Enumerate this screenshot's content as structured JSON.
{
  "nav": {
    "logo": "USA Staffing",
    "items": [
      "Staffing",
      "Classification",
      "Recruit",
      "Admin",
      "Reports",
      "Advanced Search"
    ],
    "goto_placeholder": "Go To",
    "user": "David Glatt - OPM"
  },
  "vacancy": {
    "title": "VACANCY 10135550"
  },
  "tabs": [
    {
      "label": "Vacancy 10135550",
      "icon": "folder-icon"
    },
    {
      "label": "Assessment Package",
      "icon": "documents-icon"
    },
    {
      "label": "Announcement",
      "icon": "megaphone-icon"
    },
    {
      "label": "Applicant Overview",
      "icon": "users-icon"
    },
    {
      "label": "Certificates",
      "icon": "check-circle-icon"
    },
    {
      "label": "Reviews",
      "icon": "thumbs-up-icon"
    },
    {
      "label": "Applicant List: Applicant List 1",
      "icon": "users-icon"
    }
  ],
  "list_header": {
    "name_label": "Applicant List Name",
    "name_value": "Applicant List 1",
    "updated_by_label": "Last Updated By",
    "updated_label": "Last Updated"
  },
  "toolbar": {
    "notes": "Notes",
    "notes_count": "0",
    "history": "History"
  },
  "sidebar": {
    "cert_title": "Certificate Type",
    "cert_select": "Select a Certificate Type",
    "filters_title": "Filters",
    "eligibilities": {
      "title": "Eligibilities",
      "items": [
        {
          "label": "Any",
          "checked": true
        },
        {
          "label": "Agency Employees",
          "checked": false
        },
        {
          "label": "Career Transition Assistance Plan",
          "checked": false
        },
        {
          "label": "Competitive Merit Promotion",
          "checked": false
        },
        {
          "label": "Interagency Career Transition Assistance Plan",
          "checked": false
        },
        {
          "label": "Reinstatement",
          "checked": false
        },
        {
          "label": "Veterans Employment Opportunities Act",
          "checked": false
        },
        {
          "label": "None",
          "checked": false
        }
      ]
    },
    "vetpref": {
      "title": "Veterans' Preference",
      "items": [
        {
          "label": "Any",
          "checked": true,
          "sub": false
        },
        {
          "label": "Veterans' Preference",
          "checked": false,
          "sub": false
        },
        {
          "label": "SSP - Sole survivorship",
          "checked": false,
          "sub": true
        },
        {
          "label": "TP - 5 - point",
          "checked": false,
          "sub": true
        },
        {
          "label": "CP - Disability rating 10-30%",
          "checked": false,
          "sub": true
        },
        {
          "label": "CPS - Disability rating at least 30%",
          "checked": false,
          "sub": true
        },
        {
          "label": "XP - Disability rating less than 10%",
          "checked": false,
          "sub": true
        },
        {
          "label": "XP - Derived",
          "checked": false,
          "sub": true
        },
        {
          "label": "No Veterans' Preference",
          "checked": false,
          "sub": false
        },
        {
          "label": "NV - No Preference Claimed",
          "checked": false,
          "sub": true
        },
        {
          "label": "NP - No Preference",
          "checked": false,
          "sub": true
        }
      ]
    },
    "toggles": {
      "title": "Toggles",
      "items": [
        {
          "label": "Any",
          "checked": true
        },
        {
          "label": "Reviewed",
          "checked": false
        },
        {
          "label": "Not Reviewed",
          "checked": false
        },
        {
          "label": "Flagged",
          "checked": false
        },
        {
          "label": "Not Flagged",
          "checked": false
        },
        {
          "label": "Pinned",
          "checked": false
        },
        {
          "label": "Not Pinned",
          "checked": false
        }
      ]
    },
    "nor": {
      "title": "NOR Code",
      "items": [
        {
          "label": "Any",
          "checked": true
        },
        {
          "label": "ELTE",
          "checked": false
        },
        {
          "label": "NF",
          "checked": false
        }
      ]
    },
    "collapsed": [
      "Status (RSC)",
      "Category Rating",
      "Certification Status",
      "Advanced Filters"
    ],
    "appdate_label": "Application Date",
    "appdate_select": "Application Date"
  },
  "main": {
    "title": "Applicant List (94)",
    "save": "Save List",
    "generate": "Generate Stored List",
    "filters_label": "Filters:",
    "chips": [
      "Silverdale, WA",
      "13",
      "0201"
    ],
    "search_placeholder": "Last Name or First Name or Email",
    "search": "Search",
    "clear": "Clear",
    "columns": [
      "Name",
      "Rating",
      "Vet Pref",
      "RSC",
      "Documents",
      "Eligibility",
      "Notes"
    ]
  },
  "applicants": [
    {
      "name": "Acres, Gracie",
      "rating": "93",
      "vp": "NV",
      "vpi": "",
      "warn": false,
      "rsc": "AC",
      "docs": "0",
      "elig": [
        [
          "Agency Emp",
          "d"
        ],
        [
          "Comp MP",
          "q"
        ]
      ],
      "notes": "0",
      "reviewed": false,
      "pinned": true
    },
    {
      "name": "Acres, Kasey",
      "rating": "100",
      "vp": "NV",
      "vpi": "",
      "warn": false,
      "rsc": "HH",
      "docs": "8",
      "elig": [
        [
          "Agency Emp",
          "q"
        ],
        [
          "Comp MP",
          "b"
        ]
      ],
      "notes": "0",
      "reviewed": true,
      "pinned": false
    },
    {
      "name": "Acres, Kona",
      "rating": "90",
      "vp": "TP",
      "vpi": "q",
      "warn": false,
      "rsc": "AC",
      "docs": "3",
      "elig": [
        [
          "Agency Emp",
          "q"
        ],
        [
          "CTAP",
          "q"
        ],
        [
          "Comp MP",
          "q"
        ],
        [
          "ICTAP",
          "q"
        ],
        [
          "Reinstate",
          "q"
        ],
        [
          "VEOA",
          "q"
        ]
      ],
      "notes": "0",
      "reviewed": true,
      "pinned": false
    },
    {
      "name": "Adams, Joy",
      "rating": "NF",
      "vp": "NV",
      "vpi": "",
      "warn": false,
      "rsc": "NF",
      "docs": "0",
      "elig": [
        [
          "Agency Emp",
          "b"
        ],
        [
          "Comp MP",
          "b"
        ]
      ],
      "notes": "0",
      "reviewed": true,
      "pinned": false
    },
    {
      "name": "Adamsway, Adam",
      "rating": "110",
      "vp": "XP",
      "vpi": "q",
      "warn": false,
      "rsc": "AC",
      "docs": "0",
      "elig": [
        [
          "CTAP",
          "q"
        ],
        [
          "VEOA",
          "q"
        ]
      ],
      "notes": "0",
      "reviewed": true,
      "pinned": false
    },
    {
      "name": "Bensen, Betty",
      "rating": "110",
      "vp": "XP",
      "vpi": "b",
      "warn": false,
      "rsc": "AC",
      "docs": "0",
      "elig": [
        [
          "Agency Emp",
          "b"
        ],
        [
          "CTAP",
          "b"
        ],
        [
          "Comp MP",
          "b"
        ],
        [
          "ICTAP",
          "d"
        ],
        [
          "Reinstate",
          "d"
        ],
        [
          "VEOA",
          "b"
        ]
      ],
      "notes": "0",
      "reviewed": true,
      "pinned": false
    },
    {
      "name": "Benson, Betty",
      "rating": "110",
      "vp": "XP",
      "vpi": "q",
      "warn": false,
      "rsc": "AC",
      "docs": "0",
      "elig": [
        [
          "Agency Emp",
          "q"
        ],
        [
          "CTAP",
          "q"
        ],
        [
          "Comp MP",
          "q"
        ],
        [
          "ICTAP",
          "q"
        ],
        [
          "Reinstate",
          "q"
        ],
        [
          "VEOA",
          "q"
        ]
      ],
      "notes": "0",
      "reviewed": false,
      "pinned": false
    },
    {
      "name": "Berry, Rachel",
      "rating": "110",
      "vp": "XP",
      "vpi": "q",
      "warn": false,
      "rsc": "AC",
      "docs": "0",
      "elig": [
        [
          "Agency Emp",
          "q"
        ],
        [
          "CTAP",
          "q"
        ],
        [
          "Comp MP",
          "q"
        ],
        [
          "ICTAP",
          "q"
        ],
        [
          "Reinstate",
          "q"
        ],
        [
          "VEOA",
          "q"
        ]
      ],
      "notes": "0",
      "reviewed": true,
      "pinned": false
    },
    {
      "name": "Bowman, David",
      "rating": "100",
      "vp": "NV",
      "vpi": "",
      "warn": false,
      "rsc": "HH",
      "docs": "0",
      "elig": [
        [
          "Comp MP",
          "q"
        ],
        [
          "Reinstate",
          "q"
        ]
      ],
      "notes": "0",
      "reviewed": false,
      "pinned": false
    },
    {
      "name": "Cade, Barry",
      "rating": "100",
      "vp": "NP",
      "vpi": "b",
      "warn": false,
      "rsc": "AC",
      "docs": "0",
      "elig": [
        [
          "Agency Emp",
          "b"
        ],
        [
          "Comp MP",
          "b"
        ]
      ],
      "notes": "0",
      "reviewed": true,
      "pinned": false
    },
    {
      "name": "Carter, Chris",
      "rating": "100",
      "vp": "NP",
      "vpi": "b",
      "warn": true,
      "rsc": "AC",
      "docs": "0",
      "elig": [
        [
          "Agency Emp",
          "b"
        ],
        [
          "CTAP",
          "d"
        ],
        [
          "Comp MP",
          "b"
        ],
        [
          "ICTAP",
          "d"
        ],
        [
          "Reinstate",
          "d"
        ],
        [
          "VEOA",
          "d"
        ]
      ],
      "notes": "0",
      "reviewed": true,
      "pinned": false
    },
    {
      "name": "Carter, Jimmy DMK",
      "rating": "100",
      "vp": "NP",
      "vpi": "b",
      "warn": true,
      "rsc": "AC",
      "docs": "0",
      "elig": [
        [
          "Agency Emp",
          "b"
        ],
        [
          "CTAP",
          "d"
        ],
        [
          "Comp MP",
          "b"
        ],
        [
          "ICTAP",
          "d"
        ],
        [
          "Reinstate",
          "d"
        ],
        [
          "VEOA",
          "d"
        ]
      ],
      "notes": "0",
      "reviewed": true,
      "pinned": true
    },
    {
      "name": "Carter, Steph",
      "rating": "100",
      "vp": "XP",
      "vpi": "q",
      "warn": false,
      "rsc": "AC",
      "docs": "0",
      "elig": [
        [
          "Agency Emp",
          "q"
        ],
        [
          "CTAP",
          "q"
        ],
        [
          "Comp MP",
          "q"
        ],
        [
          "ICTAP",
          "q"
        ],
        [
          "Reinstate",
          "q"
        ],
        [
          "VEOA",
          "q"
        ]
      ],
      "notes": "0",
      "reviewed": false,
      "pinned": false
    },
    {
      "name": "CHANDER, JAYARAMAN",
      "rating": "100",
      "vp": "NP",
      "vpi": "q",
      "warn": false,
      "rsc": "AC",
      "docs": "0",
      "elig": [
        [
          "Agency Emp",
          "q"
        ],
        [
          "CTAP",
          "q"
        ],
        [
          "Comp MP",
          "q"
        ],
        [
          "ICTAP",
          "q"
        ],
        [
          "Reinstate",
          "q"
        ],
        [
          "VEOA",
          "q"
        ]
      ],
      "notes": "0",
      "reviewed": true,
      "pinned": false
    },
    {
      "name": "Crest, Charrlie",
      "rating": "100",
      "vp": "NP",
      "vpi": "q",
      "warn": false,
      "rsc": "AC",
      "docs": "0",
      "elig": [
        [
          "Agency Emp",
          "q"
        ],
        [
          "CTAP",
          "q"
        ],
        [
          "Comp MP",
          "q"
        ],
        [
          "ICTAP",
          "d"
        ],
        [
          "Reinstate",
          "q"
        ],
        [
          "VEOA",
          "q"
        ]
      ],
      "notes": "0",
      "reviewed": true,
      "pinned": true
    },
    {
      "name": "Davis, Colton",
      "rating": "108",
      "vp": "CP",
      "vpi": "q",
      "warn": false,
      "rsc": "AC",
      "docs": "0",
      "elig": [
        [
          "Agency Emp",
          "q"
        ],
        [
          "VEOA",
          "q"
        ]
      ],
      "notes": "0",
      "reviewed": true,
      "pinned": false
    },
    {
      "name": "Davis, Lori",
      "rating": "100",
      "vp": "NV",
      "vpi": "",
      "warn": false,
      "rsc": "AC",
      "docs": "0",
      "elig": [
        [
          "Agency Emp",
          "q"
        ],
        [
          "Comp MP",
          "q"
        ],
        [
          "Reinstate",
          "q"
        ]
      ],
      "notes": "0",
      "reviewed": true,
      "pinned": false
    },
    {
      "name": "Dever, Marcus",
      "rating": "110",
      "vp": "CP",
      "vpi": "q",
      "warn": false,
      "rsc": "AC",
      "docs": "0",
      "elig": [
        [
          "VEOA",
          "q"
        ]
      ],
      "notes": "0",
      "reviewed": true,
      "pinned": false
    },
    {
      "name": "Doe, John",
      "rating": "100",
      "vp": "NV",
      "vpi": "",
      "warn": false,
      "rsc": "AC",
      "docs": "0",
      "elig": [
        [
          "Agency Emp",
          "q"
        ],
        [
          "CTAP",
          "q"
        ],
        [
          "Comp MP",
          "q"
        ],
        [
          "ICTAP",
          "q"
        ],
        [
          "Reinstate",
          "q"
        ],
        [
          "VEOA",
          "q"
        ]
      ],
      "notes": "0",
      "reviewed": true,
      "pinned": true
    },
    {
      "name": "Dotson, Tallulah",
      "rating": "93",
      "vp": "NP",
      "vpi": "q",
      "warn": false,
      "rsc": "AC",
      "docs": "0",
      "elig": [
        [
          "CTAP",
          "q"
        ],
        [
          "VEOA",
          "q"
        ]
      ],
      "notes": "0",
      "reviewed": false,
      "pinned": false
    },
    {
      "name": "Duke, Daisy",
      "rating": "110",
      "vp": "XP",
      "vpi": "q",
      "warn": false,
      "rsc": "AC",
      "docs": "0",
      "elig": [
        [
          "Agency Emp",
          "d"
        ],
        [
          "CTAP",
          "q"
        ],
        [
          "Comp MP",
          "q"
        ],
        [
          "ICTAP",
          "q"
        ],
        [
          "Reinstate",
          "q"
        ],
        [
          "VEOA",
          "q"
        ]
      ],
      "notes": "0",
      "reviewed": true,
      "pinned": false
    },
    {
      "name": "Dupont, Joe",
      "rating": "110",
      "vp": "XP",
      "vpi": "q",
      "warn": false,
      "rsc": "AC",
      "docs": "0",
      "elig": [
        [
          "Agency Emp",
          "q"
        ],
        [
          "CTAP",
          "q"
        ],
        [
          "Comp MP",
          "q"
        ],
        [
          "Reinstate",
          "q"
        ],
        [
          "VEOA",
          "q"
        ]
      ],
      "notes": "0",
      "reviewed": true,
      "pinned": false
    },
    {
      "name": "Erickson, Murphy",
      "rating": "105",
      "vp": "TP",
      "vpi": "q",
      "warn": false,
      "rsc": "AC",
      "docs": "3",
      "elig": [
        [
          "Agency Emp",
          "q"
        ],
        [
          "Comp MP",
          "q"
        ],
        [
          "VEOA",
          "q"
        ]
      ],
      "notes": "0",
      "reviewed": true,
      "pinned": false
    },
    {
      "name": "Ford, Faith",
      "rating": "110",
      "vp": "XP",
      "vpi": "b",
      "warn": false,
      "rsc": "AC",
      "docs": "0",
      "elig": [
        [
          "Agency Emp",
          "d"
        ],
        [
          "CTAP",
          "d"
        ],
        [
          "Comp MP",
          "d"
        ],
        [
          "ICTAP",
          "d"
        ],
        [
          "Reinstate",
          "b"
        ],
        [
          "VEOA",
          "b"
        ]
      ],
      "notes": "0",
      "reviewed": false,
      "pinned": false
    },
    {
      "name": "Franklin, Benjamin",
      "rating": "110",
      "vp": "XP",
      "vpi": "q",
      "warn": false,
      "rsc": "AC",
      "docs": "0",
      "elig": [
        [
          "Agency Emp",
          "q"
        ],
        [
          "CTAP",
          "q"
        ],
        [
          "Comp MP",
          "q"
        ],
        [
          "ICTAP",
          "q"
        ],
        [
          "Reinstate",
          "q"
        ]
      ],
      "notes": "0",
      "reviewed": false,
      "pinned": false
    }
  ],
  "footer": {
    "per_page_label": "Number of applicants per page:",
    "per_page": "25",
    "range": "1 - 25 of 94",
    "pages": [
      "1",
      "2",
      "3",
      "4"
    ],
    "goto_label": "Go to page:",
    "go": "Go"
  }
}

────────────────

• To do:
Wherever a line in the data above holds "applicants", copy that line.

• Written response:
  "applicants": [
    "per_page_label": "Number of applicants per page:",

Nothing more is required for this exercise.